Records from a data source:
━━━

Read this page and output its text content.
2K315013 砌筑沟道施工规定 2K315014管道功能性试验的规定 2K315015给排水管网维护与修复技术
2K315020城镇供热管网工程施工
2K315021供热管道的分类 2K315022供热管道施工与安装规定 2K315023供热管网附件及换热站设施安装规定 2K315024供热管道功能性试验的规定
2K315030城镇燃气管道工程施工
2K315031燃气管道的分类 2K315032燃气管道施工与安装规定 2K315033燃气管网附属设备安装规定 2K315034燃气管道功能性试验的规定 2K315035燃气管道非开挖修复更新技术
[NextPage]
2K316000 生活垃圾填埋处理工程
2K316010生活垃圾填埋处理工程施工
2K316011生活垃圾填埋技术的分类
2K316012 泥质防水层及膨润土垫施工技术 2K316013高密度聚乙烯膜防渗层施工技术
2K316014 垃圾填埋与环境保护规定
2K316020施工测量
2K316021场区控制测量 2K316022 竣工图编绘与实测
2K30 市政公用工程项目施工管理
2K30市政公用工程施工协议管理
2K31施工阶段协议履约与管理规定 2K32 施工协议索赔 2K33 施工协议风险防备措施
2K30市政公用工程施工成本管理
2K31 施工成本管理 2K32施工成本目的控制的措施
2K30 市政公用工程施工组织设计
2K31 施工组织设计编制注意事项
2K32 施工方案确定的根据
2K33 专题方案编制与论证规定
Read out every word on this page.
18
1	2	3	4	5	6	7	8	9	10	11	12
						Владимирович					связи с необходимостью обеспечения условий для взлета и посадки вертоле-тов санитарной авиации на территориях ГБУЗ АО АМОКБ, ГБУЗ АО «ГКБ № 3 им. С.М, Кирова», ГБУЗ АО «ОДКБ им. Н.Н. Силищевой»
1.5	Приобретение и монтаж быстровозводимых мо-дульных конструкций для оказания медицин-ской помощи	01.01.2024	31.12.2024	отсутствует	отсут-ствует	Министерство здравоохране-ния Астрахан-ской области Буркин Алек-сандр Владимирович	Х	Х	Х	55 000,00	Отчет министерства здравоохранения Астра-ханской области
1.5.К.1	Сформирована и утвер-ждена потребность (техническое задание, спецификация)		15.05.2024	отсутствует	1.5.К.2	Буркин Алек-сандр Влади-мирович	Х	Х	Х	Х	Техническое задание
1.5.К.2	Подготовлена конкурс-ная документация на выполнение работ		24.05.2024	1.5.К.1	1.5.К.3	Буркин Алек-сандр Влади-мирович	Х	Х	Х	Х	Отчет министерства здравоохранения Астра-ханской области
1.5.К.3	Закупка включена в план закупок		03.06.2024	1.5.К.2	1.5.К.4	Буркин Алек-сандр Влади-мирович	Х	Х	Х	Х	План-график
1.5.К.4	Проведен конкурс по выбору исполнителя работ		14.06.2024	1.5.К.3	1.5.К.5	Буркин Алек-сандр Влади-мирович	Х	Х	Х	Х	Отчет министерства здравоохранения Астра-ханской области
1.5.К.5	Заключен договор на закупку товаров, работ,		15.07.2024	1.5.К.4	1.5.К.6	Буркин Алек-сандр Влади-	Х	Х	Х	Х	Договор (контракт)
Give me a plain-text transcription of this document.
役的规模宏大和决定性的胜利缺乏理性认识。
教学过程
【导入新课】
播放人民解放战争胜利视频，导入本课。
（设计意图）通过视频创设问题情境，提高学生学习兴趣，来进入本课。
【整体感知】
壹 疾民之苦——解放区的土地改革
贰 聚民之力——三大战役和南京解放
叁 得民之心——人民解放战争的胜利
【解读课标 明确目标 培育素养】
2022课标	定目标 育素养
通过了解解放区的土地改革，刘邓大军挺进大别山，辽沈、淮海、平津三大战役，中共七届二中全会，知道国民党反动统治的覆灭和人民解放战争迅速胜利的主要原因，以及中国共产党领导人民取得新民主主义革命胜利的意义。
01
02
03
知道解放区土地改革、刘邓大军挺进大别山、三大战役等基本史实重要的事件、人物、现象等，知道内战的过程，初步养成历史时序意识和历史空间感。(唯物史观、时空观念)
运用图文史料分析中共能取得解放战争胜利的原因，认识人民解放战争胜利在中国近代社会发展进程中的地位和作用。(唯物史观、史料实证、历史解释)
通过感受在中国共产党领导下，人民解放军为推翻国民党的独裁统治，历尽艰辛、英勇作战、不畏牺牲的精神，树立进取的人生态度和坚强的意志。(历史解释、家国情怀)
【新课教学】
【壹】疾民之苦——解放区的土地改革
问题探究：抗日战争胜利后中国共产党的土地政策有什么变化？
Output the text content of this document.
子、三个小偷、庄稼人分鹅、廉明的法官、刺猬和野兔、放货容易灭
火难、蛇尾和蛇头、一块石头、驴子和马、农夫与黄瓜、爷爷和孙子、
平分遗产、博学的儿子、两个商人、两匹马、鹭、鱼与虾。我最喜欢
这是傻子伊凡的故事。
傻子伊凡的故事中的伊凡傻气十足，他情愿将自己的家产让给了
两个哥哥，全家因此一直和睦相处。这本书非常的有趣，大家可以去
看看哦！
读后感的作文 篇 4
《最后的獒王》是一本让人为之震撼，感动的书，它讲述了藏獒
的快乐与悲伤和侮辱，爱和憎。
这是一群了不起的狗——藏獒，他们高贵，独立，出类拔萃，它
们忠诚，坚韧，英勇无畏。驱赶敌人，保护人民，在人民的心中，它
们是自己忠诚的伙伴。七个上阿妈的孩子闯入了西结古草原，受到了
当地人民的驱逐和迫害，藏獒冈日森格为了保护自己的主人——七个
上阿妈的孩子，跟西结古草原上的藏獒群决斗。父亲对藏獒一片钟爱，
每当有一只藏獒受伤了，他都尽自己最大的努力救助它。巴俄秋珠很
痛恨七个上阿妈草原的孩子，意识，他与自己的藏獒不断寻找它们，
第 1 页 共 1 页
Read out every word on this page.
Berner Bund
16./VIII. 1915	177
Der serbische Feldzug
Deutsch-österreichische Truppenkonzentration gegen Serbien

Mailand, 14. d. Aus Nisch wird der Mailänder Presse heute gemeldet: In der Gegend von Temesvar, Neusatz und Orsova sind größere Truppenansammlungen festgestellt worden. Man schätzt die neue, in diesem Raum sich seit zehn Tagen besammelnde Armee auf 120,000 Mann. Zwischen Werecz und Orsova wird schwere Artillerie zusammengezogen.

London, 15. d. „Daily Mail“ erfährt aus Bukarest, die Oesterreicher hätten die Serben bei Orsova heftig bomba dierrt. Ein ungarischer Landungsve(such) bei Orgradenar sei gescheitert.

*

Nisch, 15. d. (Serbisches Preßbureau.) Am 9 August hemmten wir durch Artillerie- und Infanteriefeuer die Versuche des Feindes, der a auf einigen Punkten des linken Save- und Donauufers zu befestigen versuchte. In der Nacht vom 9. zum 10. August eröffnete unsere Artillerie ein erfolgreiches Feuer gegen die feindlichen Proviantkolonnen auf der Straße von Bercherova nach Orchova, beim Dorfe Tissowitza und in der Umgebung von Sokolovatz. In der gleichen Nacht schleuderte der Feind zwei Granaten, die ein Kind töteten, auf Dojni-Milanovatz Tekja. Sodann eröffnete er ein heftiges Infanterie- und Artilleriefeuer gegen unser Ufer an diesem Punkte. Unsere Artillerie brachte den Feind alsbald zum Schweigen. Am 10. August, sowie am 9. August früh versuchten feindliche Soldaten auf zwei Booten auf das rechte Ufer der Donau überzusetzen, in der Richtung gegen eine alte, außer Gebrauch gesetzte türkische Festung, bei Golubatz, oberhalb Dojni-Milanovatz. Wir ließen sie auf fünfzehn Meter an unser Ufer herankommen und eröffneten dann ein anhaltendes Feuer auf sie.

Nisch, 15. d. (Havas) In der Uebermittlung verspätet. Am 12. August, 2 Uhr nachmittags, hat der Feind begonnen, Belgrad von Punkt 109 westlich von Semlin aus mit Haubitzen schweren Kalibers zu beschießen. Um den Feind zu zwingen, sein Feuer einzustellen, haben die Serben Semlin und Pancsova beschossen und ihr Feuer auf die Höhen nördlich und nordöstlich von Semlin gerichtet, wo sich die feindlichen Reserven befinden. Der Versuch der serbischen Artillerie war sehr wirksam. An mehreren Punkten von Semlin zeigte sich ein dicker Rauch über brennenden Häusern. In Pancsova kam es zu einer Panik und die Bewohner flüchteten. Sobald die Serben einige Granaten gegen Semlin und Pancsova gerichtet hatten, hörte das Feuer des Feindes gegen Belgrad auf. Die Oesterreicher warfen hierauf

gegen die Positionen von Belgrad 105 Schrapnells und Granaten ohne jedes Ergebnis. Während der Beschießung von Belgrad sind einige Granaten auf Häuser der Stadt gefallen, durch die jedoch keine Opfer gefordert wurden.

━━━

◆ Description of the task ◆
Using the entries above, return each line that includes the word "刘邓大军挺进大别山".

◆ Answer to the exercise ◆
通过了解解放区的土地改革，刘邓大军挺进大别山，辽沈、淮海、平津三大战役，中共七届二中全会，知道国民党反动统治的覆灭和人民解放战争迅速胜利的主要原因，以及中国共产党领导人民取得新民主主义革命胜利的意义。
知道解放区土地改革、刘邓大军挺进大别山、三大战役等基本史实重要的事件、人物、现象等，知道内战的过程，初步养成历史时序意识和历史空间感。(唯物史观、时空观念)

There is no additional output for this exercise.